Start Records
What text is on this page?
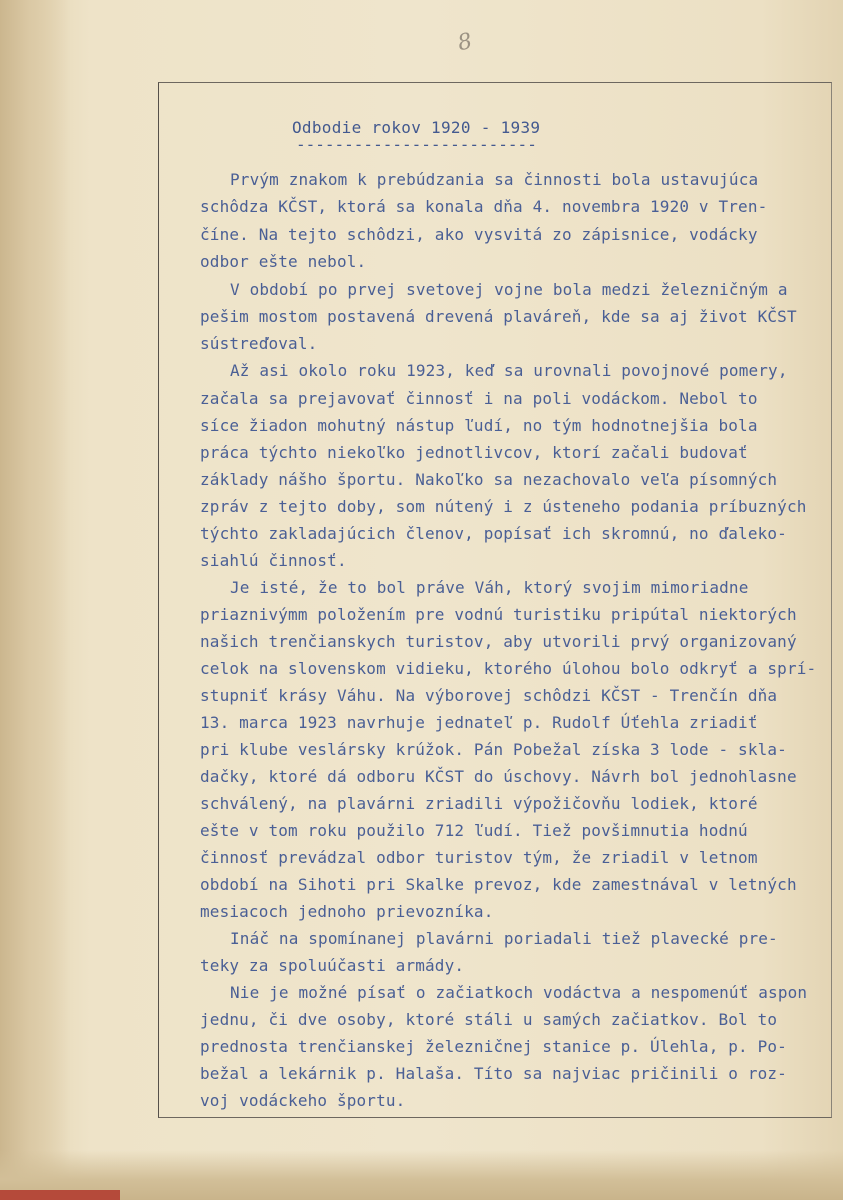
8
Odbodie rokov 1920 - 1939
-------------------------
Prvým znakom k prebúdzania sa činnosti bola ustavujúca
schôdza KČST, ktorá sa konala dňa 4. novembra 1920 v Tren-
číne. Na tejto schôdzi, ako vysvitá zo zápisnice, vodácky
odbor ešte nebol.
V období po prvej svetovej vojne bola medzi železničným a
pešim mostom postavená drevená plaváreň, kde sa aj život KČST
sústreďoval.
Až asi okolo roku 1923, keď sa urovnali povojnové pomery,
začala sa prejavovať činnosť i na poli vodáckom. Nebol to
síce žiadon mohutný nástup ľudí, no tým hodnotnejšia bola
práca týchto niekoľko jednotlivcov, ktorí začali budovať
základy nášho športu. Nakoľko sa nezachovalo veľa písomných
zpráv z tejto doby, som nútený i z ústeneho podania príbuzných
týchto zakladajúcich členov, popísať ich skromnú, no ďaleko-
siahlú činnosť.
Je isté, že to bol práve Váh, ktorý svojim mimoriadne
priaznivýmm položením pre vodnú turistiku pripútal niektorých
našich trenčianskych turistov, aby utvorili prvý organizovaný
celok na slovenskom vidieku, ktorého úlohou bolo odkryť a sprí-
stupniť krásy Váhu. Na výborovej schôdzi KČST - Trenčín dňa
13. marca 1923 navrhuje jednateľ p. Rudolf Úťehla zriadiť
pri klube veslársky krúžok. Pán Pobežal získa 3 lode - skla-
dačky, ktoré dá odboru KČST do úschovy. Návrh bol jednohlasne
schválený, na plavárni zriadili výpožičovňu lodiek, ktoré
ešte v tom roku použilo 712 ľudí. Tiež povšimnutia hodnú
činnosť prevádzal odbor turistov tým, že zriadil v letnom
období na Sihoti pri Skalke prevoz, kde zamestnával v letných
mesiacoch jednoho prievozníka.
Ináč na spomínanej plavárni poriadali tiež plavecké pre-
teky za spoluúčasti armády.
Nie je možné písať o začiatkoch vodáctva a nespomenúť aspon
jednu, či dve osoby, ktoré stáli u samých začiatkov. Bol to
prednosta trenčianskej železničnej stanice p. Úlehla, p. Po-
bežal a lekárnik p. Halaša. Títo sa najviac pričinili o roz-
voj vodáckeho športu.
End Records
What to produce.
Reproduce every line precisely as given, omitting all pictures.

Finished task.
What text is on this page?
8
Odbodie rokov 1920 - 1939
-------------------------
Prvým znakom k prebúdzania sa činnosti bola ustavujúca
schôdza KČST, ktorá sa konala dňa 4. novembra 1920 v Tren-
číne. Na tejto schôdzi, ako vysvitá zo zápisnice, vodácky
odbor ešte nebol.
V období po prvej svetovej vojne bola medzi železničným a
pešim mostom postavená drevená plaváreň, kde sa aj život KČST
sústreďoval.
Až asi okolo roku 1923, keď sa urovnali povojnové pomery,
začala sa prejavovať činnosť i na poli vodáckom. Nebol to
síce žiadon mohutný nástup ľudí, no tým hodnotnejšia bola
práca týchto niekoľko jednotlivcov, ktorí začali budovať
základy nášho športu. Nakoľko sa nezachovalo veľa písomných
zpráv z tejto doby, som nútený i z ústeneho podania príbuzných
týchto zakladajúcich členov, popísať ich skromnú, no ďaleko-
siahlú činnosť.
Je isté, že to bol práve Váh, ktorý svojim mimoriadne
priaznivýmm položením pre vodnú turistiku pripútal niektorých
našich trenčianskych turistov, aby utvorili prvý organizovaný
celok na slovenskom vidieku, ktorého úlohou bolo odkryť a sprí-
stupniť krásy Váhu. Na výborovej schôdzi KČST - Trenčín dňa
13. marca 1923 navrhuje jednateľ p. Rudolf Úťehla zriadiť
pri klube veslársky krúžok. Pán Pobežal získa 3 lode - skla-
dačky, ktoré dá odboru KČST do úschovy. Návrh bol jednohlasne
schválený, na plavárni zriadili výpožičovňu lodiek, ktoré
ešte v tom roku použilo 712 ľudí. Tiež povšimnutia hodnú
činnosť prevádzal odbor turistov tým, že zriadil v letnom
období na Sihoti pri Skalke prevoz, kde zamestnával v letných
mesiacoch jednoho prievozníka.
Ináč na spomínanej plavárni poriadali tiež plavecké pre-
teky za spoluúčasti armády.
Nie je možné písať o začiatkoch vodáctva a nespomenúť aspon
jednu, či dve osoby, ktoré stáli u samých začiatkov. Bol to
prednosta trenčianskej železničnej stanice p. Úlehla, p. Po-
bežal a lekárnik p. Halaša. Títo sa najviac pričinili o roz-
voj vodáckeho športu.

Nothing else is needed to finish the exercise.